*Exercise objective*
All of the data must be printed exactly; please include every line.

*Records*
· · · ·

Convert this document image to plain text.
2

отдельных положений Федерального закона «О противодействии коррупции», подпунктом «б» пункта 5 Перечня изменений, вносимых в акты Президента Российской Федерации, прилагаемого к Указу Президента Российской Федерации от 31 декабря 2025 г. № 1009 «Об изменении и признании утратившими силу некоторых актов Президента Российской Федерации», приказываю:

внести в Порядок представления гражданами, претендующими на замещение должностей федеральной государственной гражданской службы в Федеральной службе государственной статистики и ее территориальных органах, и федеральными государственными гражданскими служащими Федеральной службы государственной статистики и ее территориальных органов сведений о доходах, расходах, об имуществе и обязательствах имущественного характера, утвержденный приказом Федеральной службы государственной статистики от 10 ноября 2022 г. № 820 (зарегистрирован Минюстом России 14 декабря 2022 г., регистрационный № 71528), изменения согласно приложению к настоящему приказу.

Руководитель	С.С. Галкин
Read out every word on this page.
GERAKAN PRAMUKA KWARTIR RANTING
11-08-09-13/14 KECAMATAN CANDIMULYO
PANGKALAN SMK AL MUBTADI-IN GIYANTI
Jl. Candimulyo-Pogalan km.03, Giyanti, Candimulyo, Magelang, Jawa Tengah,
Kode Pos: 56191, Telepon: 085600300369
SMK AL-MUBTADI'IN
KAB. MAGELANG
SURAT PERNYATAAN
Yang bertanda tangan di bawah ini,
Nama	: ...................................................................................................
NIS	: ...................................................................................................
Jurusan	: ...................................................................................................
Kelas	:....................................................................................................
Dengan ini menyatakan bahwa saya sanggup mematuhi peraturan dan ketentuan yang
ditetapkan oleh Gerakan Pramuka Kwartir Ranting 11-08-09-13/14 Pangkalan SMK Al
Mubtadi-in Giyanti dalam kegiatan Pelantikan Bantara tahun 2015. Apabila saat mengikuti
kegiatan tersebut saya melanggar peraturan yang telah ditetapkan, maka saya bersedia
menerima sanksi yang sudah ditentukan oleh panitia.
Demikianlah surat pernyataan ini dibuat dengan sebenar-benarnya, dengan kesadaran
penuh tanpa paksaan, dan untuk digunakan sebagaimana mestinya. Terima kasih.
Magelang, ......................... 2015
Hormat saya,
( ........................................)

· · · ·

*Answer to the problem*
Convert this document image to plain text.
2

отдельных положений Федерального закона «О противодействии коррупции», подпунктом «б» пункта 5 Перечня изменений, вносимых в акты Президента Российской Федерации, прилагаемого к Указу Президента Российской Федерации от 31 декабря 2025 г. № 1009 «Об изменении и признании утратившими силу некоторых актов Президента Российской Федерации», приказываю:

внести в Порядок представления гражданами, претендующими на замещение должностей федеральной государственной гражданской службы в Федеральной службе государственной статистики и ее территориальных органах, и федеральными государственными гражданскими служащими Федеральной службы государственной статистики и ее территориальных органов сведений о доходах, расходах, об имуществе и обязательствах имущественного характера, утвержденный приказом Федеральной службы государственной статистики от 10 ноября 2022 г. № 820 (зарегистрирован Минюстом России 14 декабря 2022 г., регистрационный № 71528), изменения согласно приложению к настоящему приказу.

Руководитель	С.С. Галкин
Read out every word on this page.
GERAKAN PRAMUKA KWARTIR RANTING
11-08-09-13/14 KECAMATAN CANDIMULYO
PANGKALAN SMK AL MUBTADI-IN GIYANTI
Jl. Candimulyo-Pogalan km.03, Giyanti, Candimulyo, Magelang, Jawa Tengah,
Kode Pos: 56191, Telepon: 085600300369
SMK AL-MUBTADI'IN
KAB. MAGELANG
SURAT PERNYATAAN
Yang bertanda tangan di bawah ini,
Nama	: ...................................................................................................
NIS	: ...................................................................................................
Jurusan	: ...................................................................................................
Kelas	:....................................................................................................
Dengan ini menyatakan bahwa saya sanggup mematuhi peraturan dan ketentuan yang
ditetapkan oleh Gerakan Pramuka Kwartir Ranting 11-08-09-13/14 Pangkalan SMK Al
Mubtadi-in Giyanti dalam kegiatan Pelantikan Bantara tahun 2015. Apabila saat mengikuti
kegiatan tersebut saya melanggar peraturan yang telah ditetapkan, maka saya bersedia
menerima sanksi yang sudah ditentukan oleh panitia.
Demikianlah surat pernyataan ini dibuat dengan sebenar-benarnya, dengan kesadaran
penuh tanpa paksaan, dan untuk digunakan sebagaimana mestinya. Terima kasih.
Magelang, ......................... 2015
Hormat saya,
( ........................................)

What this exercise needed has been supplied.